WHAT THE TASK ASKS: From the listing below, copy every line with the word "square".

start RAW DATA

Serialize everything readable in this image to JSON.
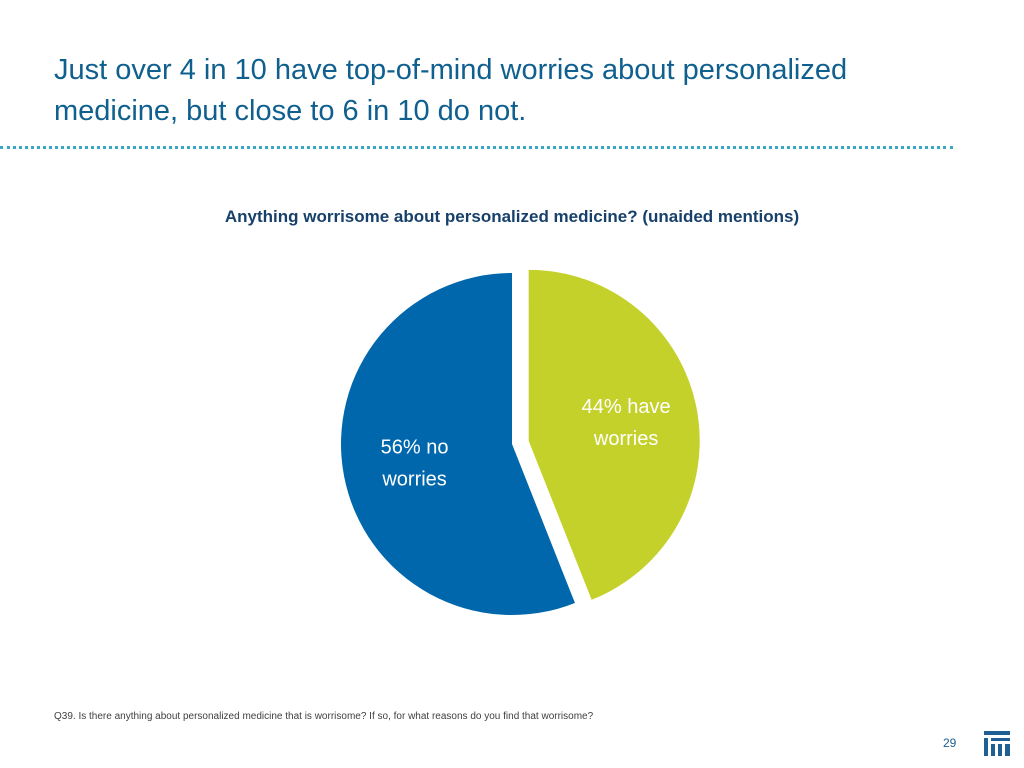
{
  "slide": {
    "title": "Just over 4 in 10 have top-of-mind worries about personalized medicine, but close to 6 in 10 do not.",
    "footnote": "Q39. Is there anything about personalized medicine that is worrisome? If so, for what reasons do you find that worrisome?",
    "page_number": "29",
    "logo_icon": "company-logo-icon"
  },
  "chart_data": {
    "type": "pie",
    "title": "Anything worrisome about personalized medicine? (unaided mentions)",
    "slices": [
      {
        "value": 44,
        "label_lines": [
          "44% have",
          "worries"
        ],
        "color": "#c3d12a",
        "exploded": true
      },
      {
        "value": 56,
        "label_lines": [
          "56% no",
          "worries"
        ],
        "color": "#0067ac",
        "exploded": false
      }
    ],
    "start_angle": "12 o'clock",
    "direction": "clockwise",
    "legend": "none"
  }
}
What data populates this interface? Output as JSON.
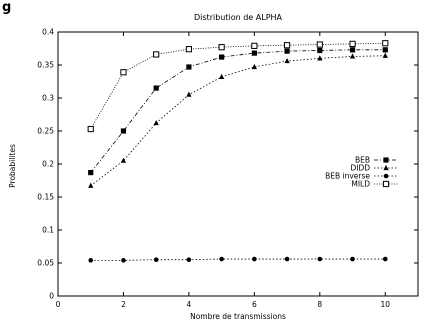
{
  "partial_header": "g",
  "chart_data": {
    "type": "line",
    "title": "Distribution de ALPHA",
    "xlabel": "Nombre de transmissions",
    "ylabel": "Probabilites",
    "xlim": [
      0,
      11
    ],
    "ylim": [
      0,
      0.4
    ],
    "xticks": [
      0,
      2,
      4,
      6,
      8,
      10
    ],
    "yticks": [
      0,
      0.05,
      0.1,
      0.15,
      0.2,
      0.25,
      0.3,
      0.35,
      0.4
    ],
    "grid": false,
    "legend_position": "center-right",
    "x": [
      1,
      2,
      3,
      4,
      5,
      6,
      7,
      8,
      9,
      10
    ],
    "series": [
      {
        "name": "BEB",
        "marker": "filled-square",
        "dash": "dash-dot",
        "values": [
          0.187,
          0.25,
          0.315,
          0.347,
          0.362,
          0.368,
          0.371,
          0.372,
          0.373,
          0.373
        ]
      },
      {
        "name": "DIDD",
        "marker": "filled-triangle",
        "dash": "dotted",
        "values": [
          0.167,
          0.205,
          0.262,
          0.305,
          0.332,
          0.347,
          0.356,
          0.36,
          0.363,
          0.364
        ]
      },
      {
        "name": "BEB inverse",
        "marker": "filled-circle",
        "dash": "dotted",
        "values": [
          0.054,
          0.054,
          0.055,
          0.055,
          0.056,
          0.056,
          0.056,
          0.056,
          0.056,
          0.056
        ]
      },
      {
        "name": "MILD",
        "marker": "open-square",
        "dash": "fine-dotted",
        "values": [
          0.253,
          0.339,
          0.366,
          0.374,
          0.377,
          0.379,
          0.38,
          0.381,
          0.382,
          0.383
        ]
      }
    ]
  }
}
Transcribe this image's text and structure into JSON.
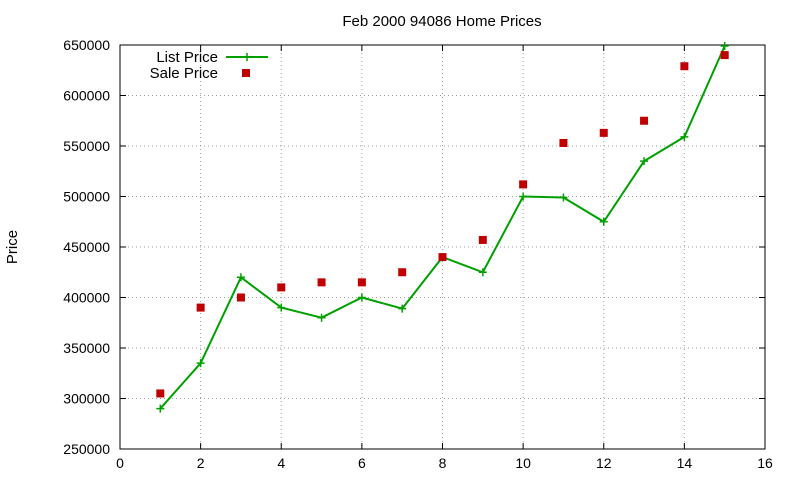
{
  "chart_data": {
    "type": "line",
    "title": "Feb 2000 94086 Home Prices",
    "xlabel": "",
    "ylabel": "Price",
    "xlim": [
      0,
      16
    ],
    "ylim": [
      250000,
      650000
    ],
    "xticks": [
      0,
      2,
      4,
      6,
      8,
      10,
      12,
      14,
      16
    ],
    "yticks": [
      250000,
      300000,
      350000,
      400000,
      450000,
      500000,
      550000,
      600000,
      650000
    ],
    "grid": true,
    "legend_position": "top-left",
    "series": [
      {
        "name": "List Price",
        "style": "line-points",
        "color": "#00a000",
        "marker": "plus",
        "x": [
          1,
          2,
          3,
          4,
          5,
          6,
          7,
          8,
          9,
          10,
          11,
          12,
          13,
          14,
          15
        ],
        "values": [
          290000,
          335000,
          420000,
          390000,
          380000,
          400000,
          389000,
          440000,
          425000,
          500000,
          499000,
          475000,
          535000,
          559000,
          649000
        ]
      },
      {
        "name": "Sale Price",
        "style": "points",
        "color": "#c00000",
        "marker": "square",
        "x": [
          1,
          2,
          3,
          4,
          5,
          6,
          7,
          8,
          9,
          10,
          11,
          12,
          13,
          14,
          15
        ],
        "values": [
          305000,
          390000,
          400000,
          410000,
          415000,
          415000,
          425000,
          440000,
          457000,
          512000,
          553000,
          563000,
          575000,
          629000,
          640000
        ]
      }
    ]
  }
}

end RAW DATA

THE RESPONSE:
        "marker": "filled-square",
        "marker": "open-square",
        "marker": "square",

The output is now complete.